▸ **What is being asked**: Among the entries below, find how many lines carry the word "motifs" and state only that figure.
##### Data shown
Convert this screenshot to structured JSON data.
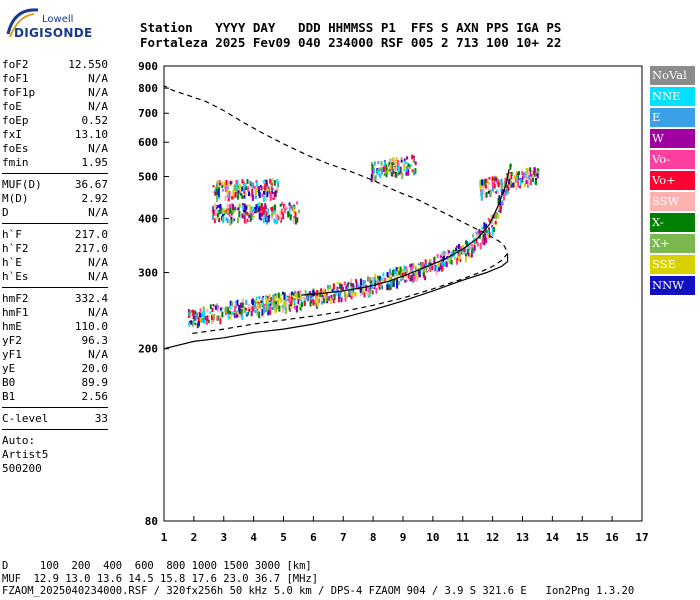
{
  "logo": {
    "line1": "Lowell",
    "line2": "DIGISONDE"
  },
  "header": {
    "labels": "Station   YYYY DAY   DDD HHMMSS P1  FFS S AXN PPS IGA PS",
    "values": "Fortaleza 2025 Fev09 040 234000 RSF 005 2 713 100 10+ 22"
  },
  "params": {
    "group1": [
      {
        "k": "foF2",
        "v": "12.550"
      },
      {
        "k": "foF1",
        "v": "N/A"
      },
      {
        "k": "foF1p",
        "v": "N/A"
      },
      {
        "k": "foE",
        "v": "N/A"
      },
      {
        "k": "foEp",
        "v": "0.52"
      },
      {
        "k": "fxI",
        "v": "13.10"
      },
      {
        "k": "foEs",
        "v": "N/A"
      },
      {
        "k": "fmin",
        "v": "1.95"
      }
    ],
    "group2": [
      {
        "k": "MUF(D)",
        "v": "36.67"
      },
      {
        "k": "M(D)",
        "v": "2.92"
      },
      {
        "k": "D",
        "v": "N/A"
      }
    ],
    "group3": [
      {
        "k": "h`F",
        "v": "217.0"
      },
      {
        "k": "h`F2",
        "v": "217.0"
      },
      {
        "k": "h`E",
        "v": "N/A"
      },
      {
        "k": "h`Es",
        "v": "N/A"
      }
    ],
    "group4": [
      {
        "k": "hmF2",
        "v": "332.4"
      },
      {
        "k": "hmF1",
        "v": "N/A"
      },
      {
        "k": "hmE",
        "v": "110.0"
      },
      {
        "k": "yF2",
        "v": "96.3"
      },
      {
        "k": "yF1",
        "v": "N/A"
      },
      {
        "k": "yE",
        "v": "20.0"
      },
      {
        "k": "B0",
        "v": "89.9"
      },
      {
        "k": "B1",
        "v": "2.56"
      }
    ],
    "group5": [
      {
        "k": "C-level",
        "v": "33"
      }
    ],
    "auto": [
      "Auto:",
      "Artist5",
      "500200"
    ]
  },
  "legend": [
    {
      "label": "NoVal",
      "color": "#8c8c8c"
    },
    {
      "label": "NNE",
      "color": "#00e0ff"
    },
    {
      "label": "E",
      "color": "#3aa0e8"
    },
    {
      "label": "W",
      "color": "#a000a0"
    },
    {
      "label": "Vo-",
      "color": "#ff3fa0"
    },
    {
      "label": "Vo+",
      "color": "#ff0030"
    },
    {
      "label": "SSW",
      "color": "#ffb0b0"
    },
    {
      "label": "X-",
      "color": "#008000"
    },
    {
      "label": "X+",
      "color": "#7cb850"
    },
    {
      "label": "SSE",
      "color": "#d8d000"
    },
    {
      "label": "NNW",
      "color": "#1010c0"
    }
  ],
  "footer": {
    "line1": "D     100  200  400  600  800 1000 1500 3000 [km]",
    "line2": "MUF  12.9 13.0 13.6 14.5 15.8 17.6 23.0 36.7 [MHz]",
    "line3": "FZAOM_2025040234000.RSF / 320fx256h 50 kHz 5.0 km / DPS-4 FZAOM 904 / 3.9 S 321.6 E   Ion2Png 1.3.20"
  },
  "chart_data": {
    "type": "scatter",
    "xlim": [
      1,
      17
    ],
    "ylim": [
      80,
      900
    ],
    "x_ticks": [
      "1",
      "2",
      "3",
      "4",
      "5",
      "6",
      "7",
      "8",
      "9",
      "10",
      "11",
      "12",
      "13",
      "14",
      "15",
      "16",
      "17"
    ],
    "y_ticks": [
      "80",
      "200",
      "300",
      "400",
      "500",
      "600",
      "700",
      "800",
      "900"
    ],
    "y_tick_values": [
      80,
      200,
      300,
      400,
      500,
      600,
      700,
      800,
      900
    ],
    "y_scale": "log",
    "grid": false,
    "profile_curve": {
      "x": [
        1.95,
        3,
        4,
        5,
        6,
        7,
        8,
        9,
        10,
        11,
        11.5,
        12,
        12.3,
        12.5,
        12.4,
        12.2,
        11.8,
        11,
        10.2,
        9.5,
        8.8,
        8,
        7.2,
        6.5,
        5.8,
        5,
        4.3,
        3.6,
        3,
        2.4,
        1.8,
        1.3,
        1.0
      ],
      "y": [
        217,
        222,
        228,
        233,
        238,
        244,
        252,
        262,
        275,
        290,
        299,
        310,
        320,
        332,
        345,
        355,
        368,
        392,
        418,
        442,
        462,
        490,
        515,
        535,
        560,
        595,
        630,
        670,
        710,
        745,
        770,
        790,
        810
      ]
    },
    "trace_curve": {
      "x": [
        5.6,
        6.2,
        7,
        7.8,
        8.5,
        9.2,
        9.8,
        10.4,
        11,
        11.5,
        11.9,
        12.2,
        12.45,
        12.55
      ],
      "y": [
        266,
        268,
        272,
        278,
        286,
        298,
        310,
        322,
        340,
        360,
        388,
        430,
        480,
        520
      ]
    },
    "traces": [
      {
        "x0": 1.8,
        "x1": 5.7,
        "y0": 238,
        "y1": 265
      },
      {
        "x0": 5.7,
        "x1": 7.6,
        "y0": 262,
        "y1": 282
      },
      {
        "x0": 7.6,
        "x1": 9.6,
        "y0": 280,
        "y1": 308
      },
      {
        "x0": 9.6,
        "x1": 11.2,
        "y0": 305,
        "y1": 345
      },
      {
        "x0": 11.2,
        "x1": 12.0,
        "y0": 345,
        "y1": 395
      },
      {
        "x0": 12.0,
        "x1": 12.6,
        "y0": 395,
        "y1": 520
      },
      {
        "x0": 2.6,
        "x1": 4.8,
        "y0": 470,
        "y1": 475
      },
      {
        "x0": 2.6,
        "x1": 5.5,
        "y0": 415,
        "y1": 420
      },
      {
        "x0": 7.9,
        "x1": 9.4,
        "y0": 520,
        "y1": 540
      },
      {
        "x0": 11.5,
        "x1": 13.5,
        "y0": 470,
        "y1": 510
      }
    ]
  }
}
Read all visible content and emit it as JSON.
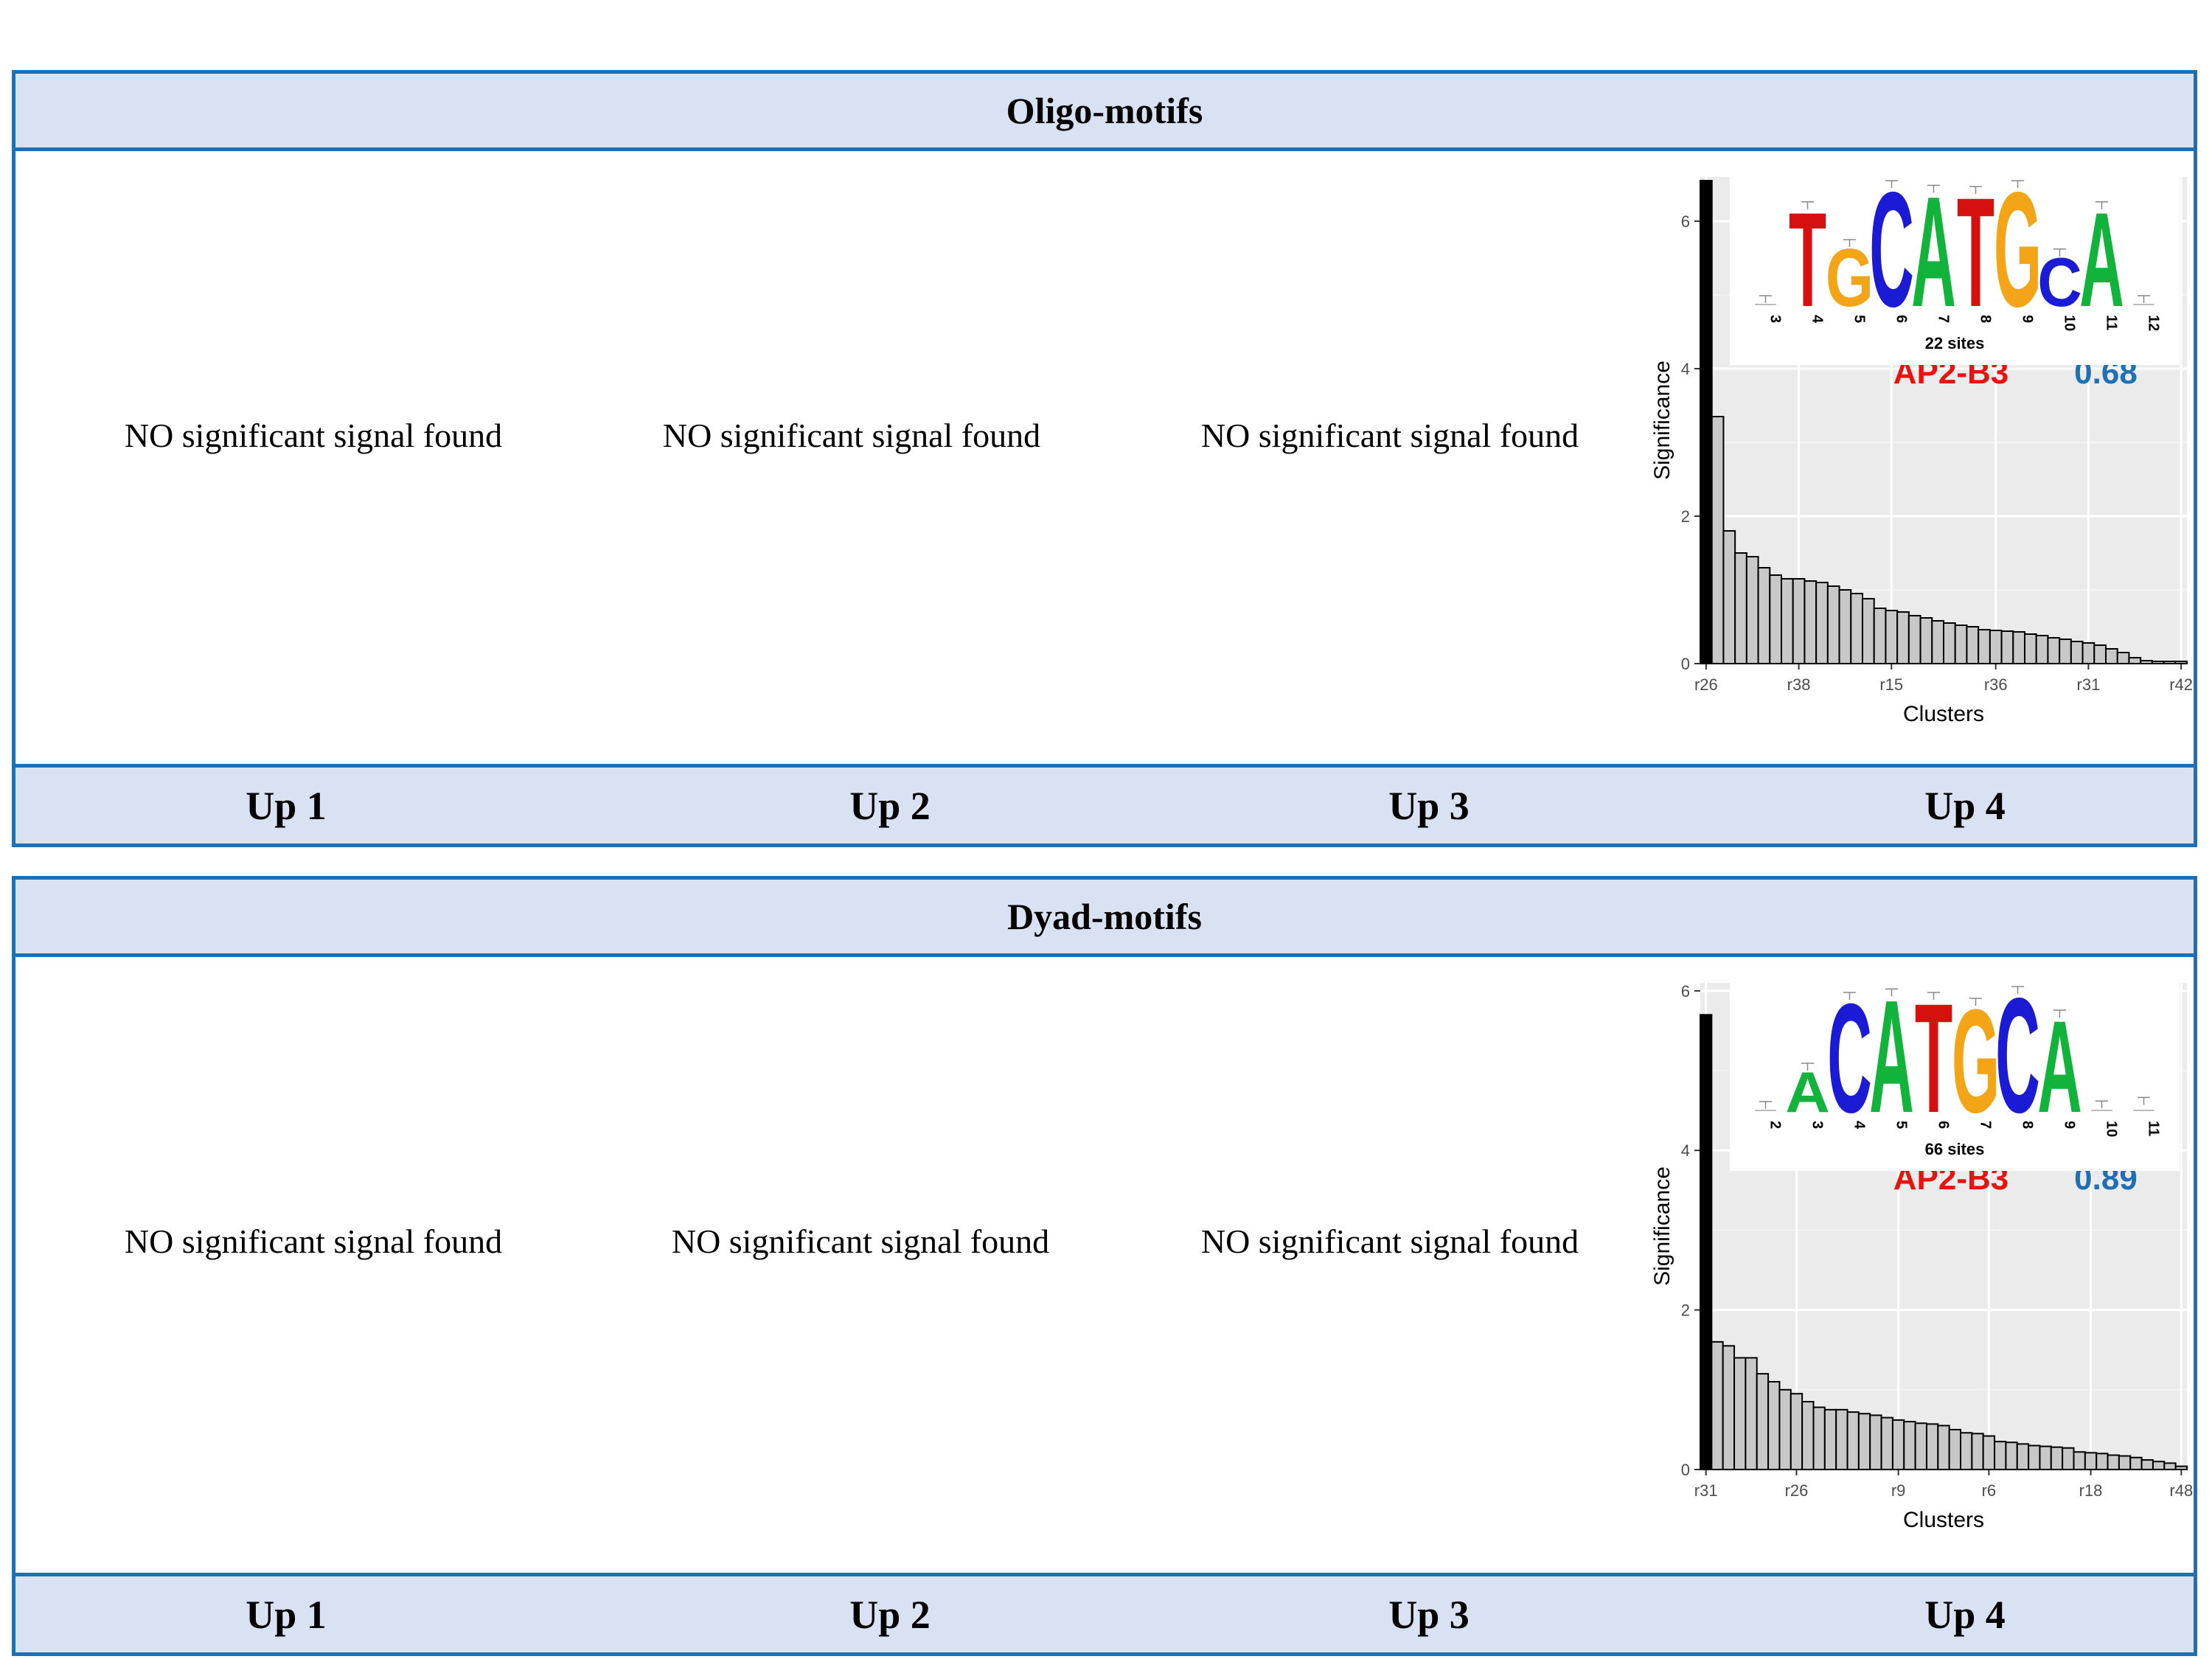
{
  "panels": [
    {
      "title": "Oligo-motifs",
      "columns": [
        "Up 1",
        "Up 2",
        "Up 3",
        "Up 4"
      ],
      "no_signal_text": "NO significant signal found",
      "chart_data": {
        "type": "bar",
        "xlabel": "Clusters",
        "ylabel": "Significance",
        "ylim": [
          0,
          6.6
        ],
        "yticks": [
          0,
          2,
          4,
          6
        ],
        "xtick_labels": [
          "r26",
          "r38",
          "r15",
          "r36",
          "r31",
          "r42"
        ],
        "values": [
          6.55,
          3.35,
          1.8,
          1.5,
          1.45,
          1.3,
          1.2,
          1.15,
          1.15,
          1.12,
          1.1,
          1.05,
          1.0,
          0.95,
          0.88,
          0.75,
          0.72,
          0.7,
          0.65,
          0.62,
          0.58,
          0.55,
          0.52,
          0.5,
          0.46,
          0.45,
          0.44,
          0.43,
          0.4,
          0.38,
          0.35,
          0.33,
          0.3,
          0.28,
          0.25,
          0.2,
          0.15,
          0.08,
          0.04,
          0.03,
          0.03,
          0.03
        ],
        "annotation_name": "AP2-B3",
        "annotation_score": "0.68",
        "annotation_name_color": "#e8130f",
        "annotation_score_color": "#1f6fb5",
        "logo": {
          "sites_label": "22 sites",
          "positions": [
            "3",
            "4",
            "5",
            "6",
            "7",
            "8",
            "9",
            "10",
            "11",
            "12"
          ],
          "letters": [
            {
              "char": "",
              "height": 0.02
            },
            {
              "char": "T",
              "height": 0.82
            },
            {
              "char": "G",
              "height": 0.5
            },
            {
              "char": "C",
              "height": 1.0
            },
            {
              "char": "A",
              "height": 0.96
            },
            {
              "char": "T",
              "height": 0.95
            },
            {
              "char": "G",
              "height": 1.0
            },
            {
              "char": "C",
              "height": 0.42
            },
            {
              "char": "A",
              "height": 0.82
            },
            {
              "char": "",
              "height": 0.02
            }
          ]
        }
      }
    },
    {
      "title": "Dyad-motifs",
      "columns": [
        "Up 1",
        "Up 2",
        "Up 3",
        "Up 4"
      ],
      "no_signal_text": "NO significant signal found",
      "chart_data": {
        "type": "bar",
        "xlabel": "Clusters",
        "ylabel": "Significance",
        "ylim": [
          0,
          6.1
        ],
        "yticks": [
          0,
          2,
          4,
          6
        ],
        "xtick_labels": [
          "r31",
          "r26",
          "r9",
          "r6",
          "r18",
          "r48"
        ],
        "values": [
          5.7,
          1.6,
          1.55,
          1.4,
          1.4,
          1.2,
          1.1,
          1.0,
          0.95,
          0.85,
          0.78,
          0.75,
          0.75,
          0.72,
          0.7,
          0.68,
          0.65,
          0.62,
          0.6,
          0.58,
          0.57,
          0.55,
          0.5,
          0.46,
          0.45,
          0.42,
          0.35,
          0.34,
          0.32,
          0.3,
          0.29,
          0.28,
          0.27,
          0.22,
          0.21,
          0.2,
          0.18,
          0.17,
          0.15,
          0.12,
          0.1,
          0.08,
          0.04
        ],
        "annotation_name": "AP2-B3",
        "annotation_score": "0.89",
        "annotation_name_color": "#e8130f",
        "annotation_score_color": "#1f6fb5",
        "logo": {
          "sites_label": "66 sites",
          "positions": [
            "2",
            "3",
            "4",
            "5",
            "6",
            "7",
            "8",
            "9",
            "10",
            "11"
          ],
          "letters": [
            {
              "char": "",
              "height": 0.02
            },
            {
              "char": "A",
              "height": 0.35
            },
            {
              "char": "C",
              "height": 0.95
            },
            {
              "char": "A",
              "height": 0.98
            },
            {
              "char": "T",
              "height": 0.95
            },
            {
              "char": "G",
              "height": 0.9
            },
            {
              "char": "C",
              "height": 1.0
            },
            {
              "char": "A",
              "height": 0.8
            },
            {
              "char": "",
              "height": 0.03
            },
            {
              "char": "",
              "height": 0.06
            }
          ]
        }
      }
    }
  ],
  "letter_colors": {
    "A": "#12b33a",
    "C": "#1b1bd6",
    "G": "#f3a417",
    "T": "#d60f0f"
  }
}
##########
▸ **Response to the task**: 2